■ Exercise aim ■
Give the entries again exactly, every one of them.

Figure dataset records

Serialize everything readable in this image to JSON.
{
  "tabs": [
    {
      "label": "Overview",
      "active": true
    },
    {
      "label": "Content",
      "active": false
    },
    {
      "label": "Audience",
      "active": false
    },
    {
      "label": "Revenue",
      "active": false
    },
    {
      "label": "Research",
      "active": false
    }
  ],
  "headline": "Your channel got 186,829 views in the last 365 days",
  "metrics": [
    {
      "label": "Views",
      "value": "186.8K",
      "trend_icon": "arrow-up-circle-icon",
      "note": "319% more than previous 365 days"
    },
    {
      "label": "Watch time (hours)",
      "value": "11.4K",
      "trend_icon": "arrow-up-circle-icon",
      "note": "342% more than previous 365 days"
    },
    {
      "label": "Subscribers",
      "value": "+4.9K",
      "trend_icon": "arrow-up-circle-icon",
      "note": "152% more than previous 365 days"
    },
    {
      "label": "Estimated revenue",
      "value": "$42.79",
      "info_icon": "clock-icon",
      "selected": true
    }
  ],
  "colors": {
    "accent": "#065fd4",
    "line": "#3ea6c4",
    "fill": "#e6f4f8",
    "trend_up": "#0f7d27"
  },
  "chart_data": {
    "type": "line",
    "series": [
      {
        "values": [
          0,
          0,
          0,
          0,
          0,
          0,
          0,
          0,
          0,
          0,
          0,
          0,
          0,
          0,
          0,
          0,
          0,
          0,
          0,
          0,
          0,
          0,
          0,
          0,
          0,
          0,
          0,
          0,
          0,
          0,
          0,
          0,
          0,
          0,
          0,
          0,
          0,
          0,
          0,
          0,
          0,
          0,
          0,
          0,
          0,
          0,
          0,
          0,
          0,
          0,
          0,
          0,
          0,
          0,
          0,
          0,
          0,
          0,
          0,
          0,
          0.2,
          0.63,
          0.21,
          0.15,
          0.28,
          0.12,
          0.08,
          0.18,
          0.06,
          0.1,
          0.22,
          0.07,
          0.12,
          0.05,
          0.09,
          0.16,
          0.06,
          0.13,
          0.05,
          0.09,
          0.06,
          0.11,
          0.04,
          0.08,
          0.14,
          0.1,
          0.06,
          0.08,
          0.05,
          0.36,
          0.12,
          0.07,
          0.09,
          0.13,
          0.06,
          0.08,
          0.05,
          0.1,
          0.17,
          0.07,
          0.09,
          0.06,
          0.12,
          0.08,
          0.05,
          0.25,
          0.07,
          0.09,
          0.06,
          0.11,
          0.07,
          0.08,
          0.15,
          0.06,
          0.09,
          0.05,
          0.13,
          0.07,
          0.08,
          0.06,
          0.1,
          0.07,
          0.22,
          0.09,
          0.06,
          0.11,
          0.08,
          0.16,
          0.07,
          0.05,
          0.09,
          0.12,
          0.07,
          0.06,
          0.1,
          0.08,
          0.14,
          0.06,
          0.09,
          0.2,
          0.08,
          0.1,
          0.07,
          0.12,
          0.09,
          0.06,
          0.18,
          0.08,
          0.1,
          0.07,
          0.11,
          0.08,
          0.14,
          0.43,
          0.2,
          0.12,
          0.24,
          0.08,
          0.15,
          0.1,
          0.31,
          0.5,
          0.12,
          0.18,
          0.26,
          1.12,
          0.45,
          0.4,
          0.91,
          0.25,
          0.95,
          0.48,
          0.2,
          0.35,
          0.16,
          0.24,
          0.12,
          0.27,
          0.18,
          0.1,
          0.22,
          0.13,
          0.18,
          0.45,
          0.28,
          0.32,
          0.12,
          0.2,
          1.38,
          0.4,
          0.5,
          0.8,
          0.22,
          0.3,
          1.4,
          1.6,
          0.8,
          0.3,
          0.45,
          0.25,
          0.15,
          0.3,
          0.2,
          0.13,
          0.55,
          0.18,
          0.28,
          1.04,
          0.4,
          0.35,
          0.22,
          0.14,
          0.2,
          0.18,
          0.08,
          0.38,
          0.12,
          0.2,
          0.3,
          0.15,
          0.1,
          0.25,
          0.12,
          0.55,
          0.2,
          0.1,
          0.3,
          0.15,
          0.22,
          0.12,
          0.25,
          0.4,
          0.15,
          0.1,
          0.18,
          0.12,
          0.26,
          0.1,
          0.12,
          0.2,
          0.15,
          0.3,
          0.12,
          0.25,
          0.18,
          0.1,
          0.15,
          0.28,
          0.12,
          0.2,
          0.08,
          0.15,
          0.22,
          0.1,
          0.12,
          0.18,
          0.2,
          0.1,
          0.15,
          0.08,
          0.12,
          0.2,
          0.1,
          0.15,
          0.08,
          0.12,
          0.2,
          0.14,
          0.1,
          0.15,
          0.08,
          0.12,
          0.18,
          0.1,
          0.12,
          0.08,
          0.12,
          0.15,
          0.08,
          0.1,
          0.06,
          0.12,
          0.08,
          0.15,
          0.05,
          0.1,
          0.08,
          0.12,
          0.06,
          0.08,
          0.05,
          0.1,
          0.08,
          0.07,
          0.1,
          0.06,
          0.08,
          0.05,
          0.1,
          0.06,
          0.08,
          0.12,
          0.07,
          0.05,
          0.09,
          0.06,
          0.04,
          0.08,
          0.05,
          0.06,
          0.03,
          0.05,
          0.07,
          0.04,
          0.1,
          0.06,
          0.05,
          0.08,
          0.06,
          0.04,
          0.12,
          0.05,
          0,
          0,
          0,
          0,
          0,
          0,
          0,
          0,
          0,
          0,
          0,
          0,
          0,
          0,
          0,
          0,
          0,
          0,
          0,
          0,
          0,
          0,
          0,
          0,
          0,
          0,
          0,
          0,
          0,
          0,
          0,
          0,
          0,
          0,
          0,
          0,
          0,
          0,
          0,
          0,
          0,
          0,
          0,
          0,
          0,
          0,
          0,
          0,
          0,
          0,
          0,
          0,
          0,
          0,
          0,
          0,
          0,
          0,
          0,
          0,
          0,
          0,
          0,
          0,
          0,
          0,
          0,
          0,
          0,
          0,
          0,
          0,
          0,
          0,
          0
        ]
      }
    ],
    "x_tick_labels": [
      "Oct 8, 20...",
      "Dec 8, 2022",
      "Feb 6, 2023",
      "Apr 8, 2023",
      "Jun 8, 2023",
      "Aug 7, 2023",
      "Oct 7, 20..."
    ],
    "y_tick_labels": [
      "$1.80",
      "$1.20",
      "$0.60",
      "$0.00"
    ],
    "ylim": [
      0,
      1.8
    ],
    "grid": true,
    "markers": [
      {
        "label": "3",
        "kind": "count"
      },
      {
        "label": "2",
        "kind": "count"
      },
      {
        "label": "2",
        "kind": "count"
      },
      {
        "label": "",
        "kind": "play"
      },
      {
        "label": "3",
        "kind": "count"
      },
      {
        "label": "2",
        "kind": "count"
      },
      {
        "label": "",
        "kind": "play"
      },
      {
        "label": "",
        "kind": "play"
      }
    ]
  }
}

■ Answer to the task ■
Serialize everything readable in this image to JSON.
{
  "tabs": [
    {
      "label": "Overview",
      "active": true
    },
    {
      "label": "Content",
      "active": false
    },
    {
      "label": "Audience",
      "active": false
    },
    {
      "label": "Revenue",
      "active": false
    },
    {
      "label": "Research",
      "active": false
    }
  ],
  "headline": "Your channel got 186,829 views in the last 365 days",
  "metrics": [
    {
      "label": "Views",
      "value": "186.8K",
      "trend_icon": "arrow-up-circle-icon",
      "note": "319% more than previous 365 days"
    },
    {
      "label": "Watch time (hours)",
      "value": "11.4K",
      "trend_icon": "arrow-up-circle-icon",
      "note": "342% more than previous 365 days"
    },
    {
      "label": "Subscribers",
      "value": "+4.9K",
      "trend_icon": "arrow-up-circle-icon",
      "note": "152% more than previous 365 days"
    },
    {
      "label": "Estimated revenue",
      "value": "$42.79",
      "info_icon": "clock-icon",
      "selected": true
    }
  ],
  "colors": {
    "accent": "#065fd4",
    "line": "#3ea6c4",
    "fill": "#e6f4f8",
    "trend_up": "#0f7d27"
  },
  "chart_data": {
    "type": "line",
    "series": [
      {
        "values": [
          0,
          0,
          0,
          0,
          0,
          0,
          0,
          0,
          0,
          0,
          0,
          0,
          0,
          0,
          0,
          0,
          0,
          0,
          0,
          0,
          0,
          0,
          0,
          0,
          0,
          0,
          0,
          0,
          0,
          0,
          0,
          0,
          0,
          0,
          0,
          0,
          0,
          0,
          0,
          0,
          0,
          0,
          0,
          0,
          0,
          0,
          0,
          0,
          0,
          0,
          0,
          0,
          0,
          0,
          0,
          0,
          0,
          0,
          0,
          0,
          0.2,
          0.63,
          0.21,
          0.15,
          0.28,
          0.12,
          0.08,
          0.18,
          0.06,
          0.1,
          0.22,
          0.07,
          0.12,
          0.05,
          0.09,
          0.16,
          0.06,
          0.13,
          0.05,
          0.09,
          0.06,
          0.11,
          0.04,
          0.08,
          0.14,
          0.1,
          0.06,
          0.08,
          0.05,
          0.36,
          0.12,
          0.07,
          0.09,
          0.13,
          0.06,
          0.08,
          0.05,
          0.1,
          0.17,
          0.07,
          0.09,
          0.06,
          0.12,
          0.08,
          0.05,
          0.25,
          0.07,
          0.09,
          0.06,
          0.11,
          0.07,
          0.08,
          0.15,
          0.06,
          0.09,
          0.05,
          0.13,
          0.07,
          0.08,
          0.06,
          0.1,
          0.07,
          0.22,
          0.09,
          0.06,
          0.11,
          0.08,
          0.16,
          0.07,
          0.05,
          0.09,
          0.12,
          0.07,
          0.06,
          0.1,
          0.08,
          0.14,
          0.06,
          0.09,
          0.2,
          0.08,
          0.1,
          0.07,
          0.12,
          0.09,
          0.06,
          0.18,
          0.08,
          0.1,
          0.07,
          0.11,
          0.08,
          0.14,
          0.43,
          0.2,
          0.12,
          0.24,
          0.08,
          0.15,
          0.1,
          0.31,
          0.5,
          0.12,
          0.18,
          0.26,
          1.12,
          0.45,
          0.4,
          0.91,
          0.25,
          0.95,
          0.48,
          0.2,
          0.35,
          0.16,
          0.24,
          0.12,
          0.27,
          0.18,
          0.1,
          0.22,
          0.13,
          0.18,
          0.45,
          0.28,
          0.32,
          0.12,
          0.2,
          1.38,
          0.4,
          0.5,
          0.8,
          0.22,
          0.3,
          1.4,
          1.6,
          0.8,
          0.3,
          0.45,
          0.25,
          0.15,
          0.3,
          0.2,
          0.13,
          0.55,
          0.18,
          0.28,
          1.04,
          0.4,
          0.35,
          0.22,
          0.14,
          0.2,
          0.18,
          0.08,
          0.38,
          0.12,
          0.2,
          0.3,
          0.15,
          0.1,
          0.25,
          0.12,
          0.55,
          0.2,
          0.1,
          0.3,
          0.15,
          0.22,
          0.12,
          0.25,
          0.4,
          0.15,
          0.1,
          0.18,
          0.12,
          0.26,
          0.1,
          0.12,
          0.2,
          0.15,
          0.3,
          0.12,
          0.25,
          0.18,
          0.1,
          0.15,
          0.28,
          0.12,
          0.2,
          0.08,
          0.15,
          0.22,
          0.1,
          0.12,
          0.18,
          0.2,
          0.1,
          0.15,
          0.08,
          0.12,
          0.2,
          0.1,
          0.15,
          0.08,
          0.12,
          0.2,
          0.14,
          0.1,
          0.15,
          0.08,
          0.12,
          0.18,
          0.1,
          0.12,
          0.08,
          0.12,
          0.15,
          0.08,
          0.1,
          0.06,
          0.12,
          0.08,
          0.15,
          0.05,
          0.1,
          0.08,
          0.12,
          0.06,
          0.08,
          0.05,
          0.1,
          0.08,
          0.07,
          0.1,
          0.06,
          0.08,
          0.05,
          0.1,
          0.06,
          0.08,
          0.12,
          0.07,
          0.05,
          0.09,
          0.06,
          0.04,
          0.08,
          0.05,
          0.06,
          0.03,
          0.05,
          0.07,
          0.04,
          0.1,
          0.06,
          0.05,
          0.08,
          0.06,
          0.04,
          0.12,
          0.05,
          0,
          0,
          0,
          0,
          0,
          0,
          0,
          0,
          0,
          0,
          0,
          0,
          0,
          0,
          0,
          0,
          0,
          0,
          0,
          0,
          0,
          0,
          0,
          0,
          0,
          0,
          0,
          0,
          0,
          0,
          0,
          0,
          0,
          0,
          0,
          0,
          0,
          0,
          0,
          0,
          0,
          0,
          0,
          0,
          0,
          0,
          0,
          0,
          0,
          0,
          0,
          0,
          0,
          0,
          0,
          0,
          0,
          0,
          0,
          0,
          0,
          0,
          0,
          0,
          0,
          0,
          0,
          0,
          0,
          0,
          0,
          0,
          0,
          0,
          0
        ]
      }
    ],
    "x_tick_labels": [
      "Oct 8, 20...",
      "Dec 8, 2022",
      "Feb 6, 2023",
      "Apr 8, 2023",
      "Jun 8, 2023",
      "Aug 7, 2023",
      "Oct 7, 20..."
    ],
    "y_tick_labels": [
      "$1.80",
      "$1.20",
      "$0.60",
      "$0.00"
    ],
    "ylim": [
      0,
      1.8
    ],
    "grid": true,
    "markers": [
      {
        "label": "3",
        "kind": "count"
      },
      {
        "label": "2",
        "kind": "count"
      },
      {
        "label": "2",
        "kind": "count"
      },
      {
        "label": "",
        "kind": "play"
      },
      {
        "label": "3",
        "kind": "count"
      },
      {
        "label": "2",
        "kind": "count"
      },
      {
        "label": "",
        "kind": "play"
      },
      {
        "label": "",
        "kind": "play"
      }
    ]
  }
}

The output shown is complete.